Written exercise
Find every line containing the word "Moving" and report the count, nothing more.
———
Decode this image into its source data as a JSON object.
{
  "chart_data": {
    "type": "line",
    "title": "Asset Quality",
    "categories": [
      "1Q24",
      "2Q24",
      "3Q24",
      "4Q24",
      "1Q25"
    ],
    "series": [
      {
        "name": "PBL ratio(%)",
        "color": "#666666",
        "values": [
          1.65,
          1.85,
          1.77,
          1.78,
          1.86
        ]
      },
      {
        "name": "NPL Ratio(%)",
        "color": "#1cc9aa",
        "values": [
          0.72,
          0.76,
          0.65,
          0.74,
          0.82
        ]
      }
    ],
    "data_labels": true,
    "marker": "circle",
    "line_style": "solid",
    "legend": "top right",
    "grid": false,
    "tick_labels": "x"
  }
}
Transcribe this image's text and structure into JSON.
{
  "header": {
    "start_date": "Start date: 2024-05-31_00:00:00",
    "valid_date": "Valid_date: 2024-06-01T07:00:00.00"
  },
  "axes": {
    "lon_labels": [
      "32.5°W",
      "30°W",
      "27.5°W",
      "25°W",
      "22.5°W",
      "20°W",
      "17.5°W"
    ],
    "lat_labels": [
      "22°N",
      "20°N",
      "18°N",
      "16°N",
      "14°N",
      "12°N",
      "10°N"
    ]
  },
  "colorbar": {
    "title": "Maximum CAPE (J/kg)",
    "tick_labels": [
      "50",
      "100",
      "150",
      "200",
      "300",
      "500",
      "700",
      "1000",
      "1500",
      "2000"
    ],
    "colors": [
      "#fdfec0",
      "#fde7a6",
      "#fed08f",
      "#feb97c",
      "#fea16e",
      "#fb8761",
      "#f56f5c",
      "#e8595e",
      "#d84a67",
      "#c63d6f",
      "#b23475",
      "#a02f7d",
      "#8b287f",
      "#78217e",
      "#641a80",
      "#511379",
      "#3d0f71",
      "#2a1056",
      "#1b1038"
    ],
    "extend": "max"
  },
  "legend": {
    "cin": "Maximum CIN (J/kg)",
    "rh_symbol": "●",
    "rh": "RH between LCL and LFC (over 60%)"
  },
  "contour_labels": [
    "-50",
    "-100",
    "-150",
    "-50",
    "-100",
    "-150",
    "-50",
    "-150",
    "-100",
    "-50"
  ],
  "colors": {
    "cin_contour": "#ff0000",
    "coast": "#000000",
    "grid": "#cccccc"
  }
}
———
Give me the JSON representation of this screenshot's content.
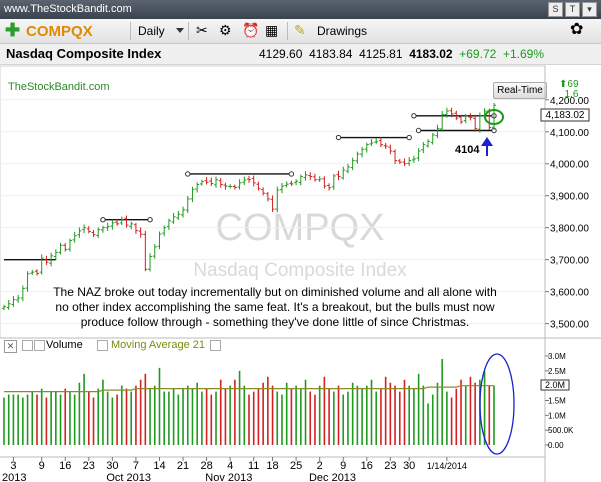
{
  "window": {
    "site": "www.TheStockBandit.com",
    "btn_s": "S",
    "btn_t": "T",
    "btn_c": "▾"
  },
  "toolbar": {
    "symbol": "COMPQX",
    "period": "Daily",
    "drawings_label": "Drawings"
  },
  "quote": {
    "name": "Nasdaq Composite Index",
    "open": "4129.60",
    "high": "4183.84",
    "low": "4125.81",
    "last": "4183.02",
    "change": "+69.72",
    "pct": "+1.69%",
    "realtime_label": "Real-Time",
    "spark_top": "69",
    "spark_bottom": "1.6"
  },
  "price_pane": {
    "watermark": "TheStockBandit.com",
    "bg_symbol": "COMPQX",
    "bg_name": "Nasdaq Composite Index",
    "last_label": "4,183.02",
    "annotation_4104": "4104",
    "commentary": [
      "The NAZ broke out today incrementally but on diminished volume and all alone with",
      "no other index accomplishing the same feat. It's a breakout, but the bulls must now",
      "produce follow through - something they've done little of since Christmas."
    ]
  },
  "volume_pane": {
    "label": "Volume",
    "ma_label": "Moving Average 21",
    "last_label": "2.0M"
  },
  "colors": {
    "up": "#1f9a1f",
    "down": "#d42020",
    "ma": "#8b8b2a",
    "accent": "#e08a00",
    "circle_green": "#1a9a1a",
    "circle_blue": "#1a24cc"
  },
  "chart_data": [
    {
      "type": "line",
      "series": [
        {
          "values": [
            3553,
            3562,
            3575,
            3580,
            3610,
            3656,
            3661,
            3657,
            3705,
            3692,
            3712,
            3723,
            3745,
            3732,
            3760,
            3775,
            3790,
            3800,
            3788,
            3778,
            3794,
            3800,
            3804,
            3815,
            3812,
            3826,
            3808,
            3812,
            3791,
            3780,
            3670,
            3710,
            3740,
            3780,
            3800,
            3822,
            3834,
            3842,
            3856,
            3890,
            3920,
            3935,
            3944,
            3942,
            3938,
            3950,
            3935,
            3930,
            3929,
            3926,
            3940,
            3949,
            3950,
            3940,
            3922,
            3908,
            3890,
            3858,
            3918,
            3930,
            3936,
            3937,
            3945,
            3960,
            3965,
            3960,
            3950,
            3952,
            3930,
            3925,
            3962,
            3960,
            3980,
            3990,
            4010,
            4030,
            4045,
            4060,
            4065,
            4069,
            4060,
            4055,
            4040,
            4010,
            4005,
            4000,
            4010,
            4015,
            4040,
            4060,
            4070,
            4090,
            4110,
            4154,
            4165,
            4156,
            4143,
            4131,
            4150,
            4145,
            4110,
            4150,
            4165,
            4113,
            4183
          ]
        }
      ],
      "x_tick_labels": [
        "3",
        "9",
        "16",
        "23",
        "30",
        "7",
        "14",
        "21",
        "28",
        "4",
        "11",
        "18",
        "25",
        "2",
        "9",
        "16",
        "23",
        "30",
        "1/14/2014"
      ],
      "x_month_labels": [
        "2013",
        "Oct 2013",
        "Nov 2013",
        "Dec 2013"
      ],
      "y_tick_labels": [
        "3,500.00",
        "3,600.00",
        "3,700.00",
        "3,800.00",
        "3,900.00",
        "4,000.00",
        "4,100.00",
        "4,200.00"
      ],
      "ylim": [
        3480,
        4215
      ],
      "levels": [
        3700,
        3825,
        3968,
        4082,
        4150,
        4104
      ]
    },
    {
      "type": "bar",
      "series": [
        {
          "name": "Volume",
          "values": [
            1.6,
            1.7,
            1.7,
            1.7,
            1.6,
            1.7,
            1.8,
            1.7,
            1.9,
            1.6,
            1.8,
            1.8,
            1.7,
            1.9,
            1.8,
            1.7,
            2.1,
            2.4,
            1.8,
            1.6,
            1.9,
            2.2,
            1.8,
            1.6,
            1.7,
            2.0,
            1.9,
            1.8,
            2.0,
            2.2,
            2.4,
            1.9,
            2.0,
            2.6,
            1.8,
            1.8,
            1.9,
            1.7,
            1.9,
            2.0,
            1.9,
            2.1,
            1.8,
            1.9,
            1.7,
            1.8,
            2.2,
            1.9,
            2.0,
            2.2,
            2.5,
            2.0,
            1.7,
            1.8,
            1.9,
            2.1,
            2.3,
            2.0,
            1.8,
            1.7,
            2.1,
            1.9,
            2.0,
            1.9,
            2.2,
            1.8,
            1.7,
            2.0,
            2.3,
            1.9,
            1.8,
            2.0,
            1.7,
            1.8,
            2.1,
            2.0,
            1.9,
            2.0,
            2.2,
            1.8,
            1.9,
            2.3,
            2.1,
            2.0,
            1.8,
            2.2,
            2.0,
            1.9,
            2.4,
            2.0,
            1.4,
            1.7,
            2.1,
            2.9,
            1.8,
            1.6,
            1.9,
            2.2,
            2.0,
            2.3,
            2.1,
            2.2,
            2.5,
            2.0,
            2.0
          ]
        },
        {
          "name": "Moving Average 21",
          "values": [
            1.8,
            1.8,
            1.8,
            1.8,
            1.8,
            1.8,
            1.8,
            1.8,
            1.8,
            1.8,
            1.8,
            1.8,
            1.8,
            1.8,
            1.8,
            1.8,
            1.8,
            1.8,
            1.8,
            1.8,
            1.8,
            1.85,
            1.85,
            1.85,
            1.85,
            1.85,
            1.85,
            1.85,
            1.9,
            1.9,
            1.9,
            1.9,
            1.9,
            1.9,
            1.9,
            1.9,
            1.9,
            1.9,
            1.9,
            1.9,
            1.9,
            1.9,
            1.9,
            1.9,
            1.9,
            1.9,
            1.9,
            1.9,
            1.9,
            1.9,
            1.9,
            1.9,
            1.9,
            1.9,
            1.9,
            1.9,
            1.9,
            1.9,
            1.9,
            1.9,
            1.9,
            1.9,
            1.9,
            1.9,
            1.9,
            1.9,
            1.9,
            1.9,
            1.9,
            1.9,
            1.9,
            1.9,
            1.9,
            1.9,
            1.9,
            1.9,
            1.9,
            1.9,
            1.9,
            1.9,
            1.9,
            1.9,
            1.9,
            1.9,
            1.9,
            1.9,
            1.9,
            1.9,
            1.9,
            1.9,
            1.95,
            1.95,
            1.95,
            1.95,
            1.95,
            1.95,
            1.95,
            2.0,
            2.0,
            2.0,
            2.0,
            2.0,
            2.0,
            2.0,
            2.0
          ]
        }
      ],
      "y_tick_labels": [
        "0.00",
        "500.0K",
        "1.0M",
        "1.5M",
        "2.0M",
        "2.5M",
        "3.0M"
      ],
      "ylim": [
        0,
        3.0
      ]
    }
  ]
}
———
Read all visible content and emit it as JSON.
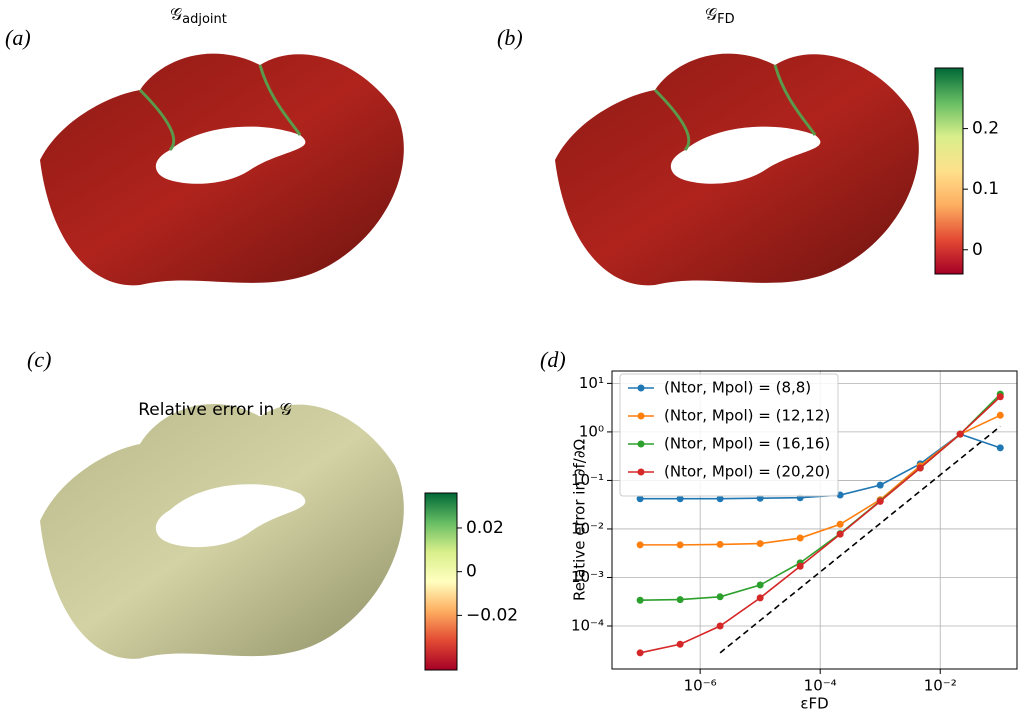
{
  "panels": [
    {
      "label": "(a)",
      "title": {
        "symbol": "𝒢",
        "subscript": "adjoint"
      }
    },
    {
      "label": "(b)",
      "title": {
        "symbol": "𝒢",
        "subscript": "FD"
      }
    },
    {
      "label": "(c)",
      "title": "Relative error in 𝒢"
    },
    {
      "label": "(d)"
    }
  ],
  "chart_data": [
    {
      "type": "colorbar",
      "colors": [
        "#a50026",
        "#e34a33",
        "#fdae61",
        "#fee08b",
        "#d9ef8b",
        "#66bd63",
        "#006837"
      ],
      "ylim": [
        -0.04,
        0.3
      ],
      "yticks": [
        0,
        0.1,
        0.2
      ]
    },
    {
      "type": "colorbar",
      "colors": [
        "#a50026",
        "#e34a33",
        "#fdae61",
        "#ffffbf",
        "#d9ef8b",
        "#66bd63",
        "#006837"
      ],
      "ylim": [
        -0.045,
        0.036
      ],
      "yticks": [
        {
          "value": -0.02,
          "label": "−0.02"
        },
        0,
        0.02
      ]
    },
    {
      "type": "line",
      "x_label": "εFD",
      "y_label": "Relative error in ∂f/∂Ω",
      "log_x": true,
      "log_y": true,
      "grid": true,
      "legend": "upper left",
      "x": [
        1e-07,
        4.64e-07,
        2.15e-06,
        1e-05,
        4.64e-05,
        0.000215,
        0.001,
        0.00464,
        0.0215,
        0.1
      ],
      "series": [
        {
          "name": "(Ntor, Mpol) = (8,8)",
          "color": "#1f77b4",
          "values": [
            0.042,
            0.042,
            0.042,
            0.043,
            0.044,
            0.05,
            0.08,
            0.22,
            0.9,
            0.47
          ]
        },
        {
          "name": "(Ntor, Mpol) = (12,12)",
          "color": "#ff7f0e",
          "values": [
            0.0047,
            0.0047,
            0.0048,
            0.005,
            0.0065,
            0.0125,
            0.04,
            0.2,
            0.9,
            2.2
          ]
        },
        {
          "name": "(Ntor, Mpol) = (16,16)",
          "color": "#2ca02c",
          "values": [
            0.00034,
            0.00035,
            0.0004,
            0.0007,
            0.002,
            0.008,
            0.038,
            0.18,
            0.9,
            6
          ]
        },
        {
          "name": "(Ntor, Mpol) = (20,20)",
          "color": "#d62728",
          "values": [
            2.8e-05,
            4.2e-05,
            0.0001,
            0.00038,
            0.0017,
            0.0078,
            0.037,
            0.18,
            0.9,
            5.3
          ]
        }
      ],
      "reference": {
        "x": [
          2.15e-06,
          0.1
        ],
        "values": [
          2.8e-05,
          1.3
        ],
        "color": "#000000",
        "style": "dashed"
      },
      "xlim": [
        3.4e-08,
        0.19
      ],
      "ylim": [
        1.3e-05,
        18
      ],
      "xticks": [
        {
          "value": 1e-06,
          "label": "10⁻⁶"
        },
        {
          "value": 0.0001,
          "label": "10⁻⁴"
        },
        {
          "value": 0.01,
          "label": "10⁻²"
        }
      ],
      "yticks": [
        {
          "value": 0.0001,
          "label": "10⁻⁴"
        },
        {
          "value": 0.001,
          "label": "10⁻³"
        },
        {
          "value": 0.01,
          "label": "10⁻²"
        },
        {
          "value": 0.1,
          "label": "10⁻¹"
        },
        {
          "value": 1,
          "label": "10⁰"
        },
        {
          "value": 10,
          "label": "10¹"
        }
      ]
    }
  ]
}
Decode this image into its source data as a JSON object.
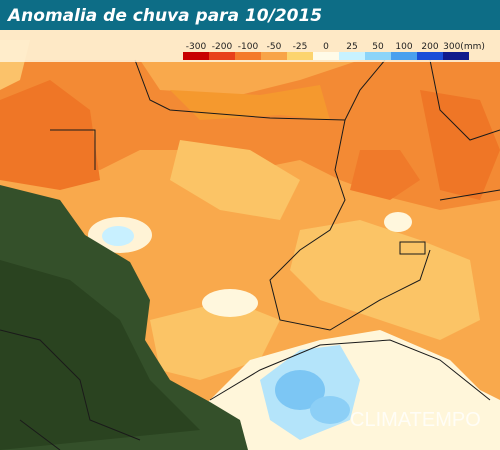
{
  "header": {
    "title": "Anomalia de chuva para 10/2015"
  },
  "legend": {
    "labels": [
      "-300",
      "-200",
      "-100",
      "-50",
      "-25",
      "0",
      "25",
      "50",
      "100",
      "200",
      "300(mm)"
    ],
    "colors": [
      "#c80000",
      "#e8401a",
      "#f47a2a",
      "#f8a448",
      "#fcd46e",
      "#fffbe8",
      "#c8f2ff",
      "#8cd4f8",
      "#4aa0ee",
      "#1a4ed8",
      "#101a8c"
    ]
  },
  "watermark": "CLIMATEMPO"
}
———
Solution to this task
2